*Task requirements*. Copy every line in which the string "nedbringe" occurs.

*Input data*.
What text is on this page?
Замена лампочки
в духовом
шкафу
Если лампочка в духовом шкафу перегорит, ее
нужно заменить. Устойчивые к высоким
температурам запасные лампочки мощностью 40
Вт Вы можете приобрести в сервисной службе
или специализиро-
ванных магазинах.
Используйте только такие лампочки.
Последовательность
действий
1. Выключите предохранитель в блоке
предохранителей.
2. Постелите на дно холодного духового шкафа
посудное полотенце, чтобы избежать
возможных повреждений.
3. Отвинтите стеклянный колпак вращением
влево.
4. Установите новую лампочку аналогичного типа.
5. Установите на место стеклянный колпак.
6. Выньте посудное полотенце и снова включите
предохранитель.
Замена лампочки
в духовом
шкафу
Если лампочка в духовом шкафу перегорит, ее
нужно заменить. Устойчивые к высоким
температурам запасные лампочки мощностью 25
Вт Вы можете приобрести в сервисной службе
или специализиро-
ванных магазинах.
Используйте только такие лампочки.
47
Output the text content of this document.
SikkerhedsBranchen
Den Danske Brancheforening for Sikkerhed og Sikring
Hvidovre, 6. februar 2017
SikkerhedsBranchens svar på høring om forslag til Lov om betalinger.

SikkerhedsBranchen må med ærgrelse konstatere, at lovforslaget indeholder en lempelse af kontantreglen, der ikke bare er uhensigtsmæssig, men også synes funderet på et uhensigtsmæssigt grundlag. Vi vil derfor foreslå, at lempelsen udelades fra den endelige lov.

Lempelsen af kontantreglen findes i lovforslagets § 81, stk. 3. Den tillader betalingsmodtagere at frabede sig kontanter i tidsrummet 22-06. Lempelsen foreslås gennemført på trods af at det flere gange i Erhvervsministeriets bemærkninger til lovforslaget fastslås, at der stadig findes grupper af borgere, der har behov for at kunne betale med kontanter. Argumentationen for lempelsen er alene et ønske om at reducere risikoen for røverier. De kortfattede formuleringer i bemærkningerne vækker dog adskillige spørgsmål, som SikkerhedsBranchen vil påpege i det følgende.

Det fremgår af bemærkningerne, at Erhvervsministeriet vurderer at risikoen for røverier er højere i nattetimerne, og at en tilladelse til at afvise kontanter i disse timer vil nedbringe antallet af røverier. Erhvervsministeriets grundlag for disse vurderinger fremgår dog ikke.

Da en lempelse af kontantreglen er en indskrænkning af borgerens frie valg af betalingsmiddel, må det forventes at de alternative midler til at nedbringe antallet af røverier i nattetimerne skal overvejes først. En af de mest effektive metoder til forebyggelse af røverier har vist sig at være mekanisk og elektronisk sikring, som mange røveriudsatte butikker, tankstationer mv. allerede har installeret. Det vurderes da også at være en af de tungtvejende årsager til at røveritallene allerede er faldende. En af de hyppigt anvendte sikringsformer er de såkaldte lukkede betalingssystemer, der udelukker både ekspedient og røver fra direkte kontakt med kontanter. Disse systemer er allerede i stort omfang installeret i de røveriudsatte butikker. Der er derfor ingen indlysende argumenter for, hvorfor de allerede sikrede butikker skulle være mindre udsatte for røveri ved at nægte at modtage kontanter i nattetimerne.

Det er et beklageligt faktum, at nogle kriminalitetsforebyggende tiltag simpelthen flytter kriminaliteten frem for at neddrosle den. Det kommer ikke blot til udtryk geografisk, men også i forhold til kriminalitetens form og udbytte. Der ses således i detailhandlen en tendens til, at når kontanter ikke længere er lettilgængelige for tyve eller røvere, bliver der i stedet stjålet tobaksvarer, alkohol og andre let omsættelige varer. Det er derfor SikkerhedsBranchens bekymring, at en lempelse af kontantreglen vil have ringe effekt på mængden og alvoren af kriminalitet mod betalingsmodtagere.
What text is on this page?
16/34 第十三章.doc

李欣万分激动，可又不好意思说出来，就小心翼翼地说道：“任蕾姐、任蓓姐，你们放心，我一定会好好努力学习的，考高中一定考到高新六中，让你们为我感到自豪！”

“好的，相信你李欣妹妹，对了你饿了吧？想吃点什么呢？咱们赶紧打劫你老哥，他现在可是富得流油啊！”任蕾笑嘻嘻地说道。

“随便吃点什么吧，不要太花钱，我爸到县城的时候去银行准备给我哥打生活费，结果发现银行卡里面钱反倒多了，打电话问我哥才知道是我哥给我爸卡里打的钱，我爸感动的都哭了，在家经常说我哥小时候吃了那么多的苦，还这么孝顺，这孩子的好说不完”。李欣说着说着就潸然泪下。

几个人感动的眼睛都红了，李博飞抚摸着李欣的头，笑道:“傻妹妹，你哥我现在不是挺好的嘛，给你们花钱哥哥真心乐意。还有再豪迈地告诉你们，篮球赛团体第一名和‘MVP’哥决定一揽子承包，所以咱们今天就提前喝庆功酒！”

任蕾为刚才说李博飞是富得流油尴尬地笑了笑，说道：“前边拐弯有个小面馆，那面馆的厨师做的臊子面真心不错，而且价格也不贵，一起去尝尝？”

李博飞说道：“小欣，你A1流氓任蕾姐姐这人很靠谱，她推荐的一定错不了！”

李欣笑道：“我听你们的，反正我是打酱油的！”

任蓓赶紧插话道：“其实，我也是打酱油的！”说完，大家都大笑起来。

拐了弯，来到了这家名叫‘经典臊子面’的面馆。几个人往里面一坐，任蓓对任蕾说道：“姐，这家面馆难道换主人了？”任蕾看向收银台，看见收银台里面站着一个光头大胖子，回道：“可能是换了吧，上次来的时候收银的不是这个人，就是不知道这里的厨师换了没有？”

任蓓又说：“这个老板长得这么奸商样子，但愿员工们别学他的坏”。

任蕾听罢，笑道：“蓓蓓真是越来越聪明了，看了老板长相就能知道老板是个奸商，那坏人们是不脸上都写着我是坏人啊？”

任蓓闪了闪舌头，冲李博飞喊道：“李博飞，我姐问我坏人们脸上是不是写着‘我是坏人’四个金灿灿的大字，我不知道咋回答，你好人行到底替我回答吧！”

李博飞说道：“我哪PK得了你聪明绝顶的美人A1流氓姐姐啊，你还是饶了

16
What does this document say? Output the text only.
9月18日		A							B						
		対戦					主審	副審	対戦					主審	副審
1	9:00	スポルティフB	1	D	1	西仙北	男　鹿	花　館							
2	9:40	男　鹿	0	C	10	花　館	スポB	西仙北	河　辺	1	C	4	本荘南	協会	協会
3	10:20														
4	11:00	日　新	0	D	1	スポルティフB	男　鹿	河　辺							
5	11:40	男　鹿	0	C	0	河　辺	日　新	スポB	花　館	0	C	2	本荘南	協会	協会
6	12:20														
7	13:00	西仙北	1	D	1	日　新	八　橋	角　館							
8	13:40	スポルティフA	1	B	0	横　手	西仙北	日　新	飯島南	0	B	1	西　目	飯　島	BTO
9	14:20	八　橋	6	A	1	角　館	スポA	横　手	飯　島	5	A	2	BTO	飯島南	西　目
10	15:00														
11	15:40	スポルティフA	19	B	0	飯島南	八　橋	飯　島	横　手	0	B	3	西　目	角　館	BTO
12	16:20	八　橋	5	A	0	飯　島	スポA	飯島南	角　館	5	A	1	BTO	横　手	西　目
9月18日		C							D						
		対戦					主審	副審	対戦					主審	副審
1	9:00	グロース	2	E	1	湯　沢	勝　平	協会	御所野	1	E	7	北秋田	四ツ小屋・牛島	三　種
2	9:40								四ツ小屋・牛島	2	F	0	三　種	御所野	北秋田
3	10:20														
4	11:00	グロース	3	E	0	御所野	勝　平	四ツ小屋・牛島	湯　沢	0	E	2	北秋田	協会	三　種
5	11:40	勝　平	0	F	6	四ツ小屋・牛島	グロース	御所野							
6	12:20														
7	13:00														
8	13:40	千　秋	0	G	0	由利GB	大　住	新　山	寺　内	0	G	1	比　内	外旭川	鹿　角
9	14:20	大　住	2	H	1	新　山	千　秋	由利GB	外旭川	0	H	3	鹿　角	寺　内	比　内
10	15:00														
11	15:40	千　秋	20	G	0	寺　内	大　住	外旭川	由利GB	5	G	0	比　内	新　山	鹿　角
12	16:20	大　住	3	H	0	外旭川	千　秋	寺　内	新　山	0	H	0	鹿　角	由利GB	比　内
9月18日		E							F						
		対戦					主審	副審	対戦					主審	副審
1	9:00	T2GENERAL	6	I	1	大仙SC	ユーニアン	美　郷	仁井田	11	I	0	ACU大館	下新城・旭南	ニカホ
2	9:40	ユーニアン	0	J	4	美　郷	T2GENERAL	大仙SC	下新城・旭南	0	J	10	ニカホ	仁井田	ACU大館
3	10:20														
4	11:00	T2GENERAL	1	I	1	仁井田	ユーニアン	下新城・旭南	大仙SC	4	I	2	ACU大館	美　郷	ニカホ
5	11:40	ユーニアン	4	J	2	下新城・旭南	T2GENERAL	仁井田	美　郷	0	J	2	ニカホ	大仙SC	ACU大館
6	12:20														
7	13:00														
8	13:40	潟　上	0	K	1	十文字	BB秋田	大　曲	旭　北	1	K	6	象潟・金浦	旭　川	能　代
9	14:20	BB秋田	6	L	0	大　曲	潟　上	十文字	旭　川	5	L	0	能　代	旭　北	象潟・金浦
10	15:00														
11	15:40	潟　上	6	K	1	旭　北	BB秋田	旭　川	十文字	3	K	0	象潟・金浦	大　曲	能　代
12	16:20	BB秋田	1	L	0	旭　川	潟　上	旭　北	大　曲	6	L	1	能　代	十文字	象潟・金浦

*Written response*.
Det fremgår af bemærkningerne, at Erhvervsministeriet vurderer at risikoen for røverier er højere i nattetimerne, og at en tilladelse til at afvise kontanter i disse timer vil nedbringe antallet af røverier. Erhvervsministeriets grundlag for disse vurderinger fremgår dog ikke.
Da en lempelse af kontantreglen er en indskrænkning af borgerens frie valg af betalingsmiddel, må det forventes at de alternative midler til at nedbringe antallet af røverier i nattetimerne skal overvejes først. En af de mest effektive metoder til forebyggelse af røverier har vist sig at være mekanisk og elektronisk sikring, som mange røveriudsatte butikker, tankstationer mv. allerede har installeret. Det vurderes da også at være en af de tungtvejende årsager til at røveritallene allerede er faldende. En af de hyppigt anvendte sikringsformer er de såkaldte lukkede betalingssystemer, der udelukker både ekspedient og røver fra direkte kontakt med kontanter. Disse systemer er allerede i stort omfang installeret i de røveriudsatte butikker. Der er derfor ingen indlysende argumenter for, hvorfor de allerede sikrede butikker skulle være mindre udsatte for røveri ved at nægte at modtage kontanter i nattetimerne.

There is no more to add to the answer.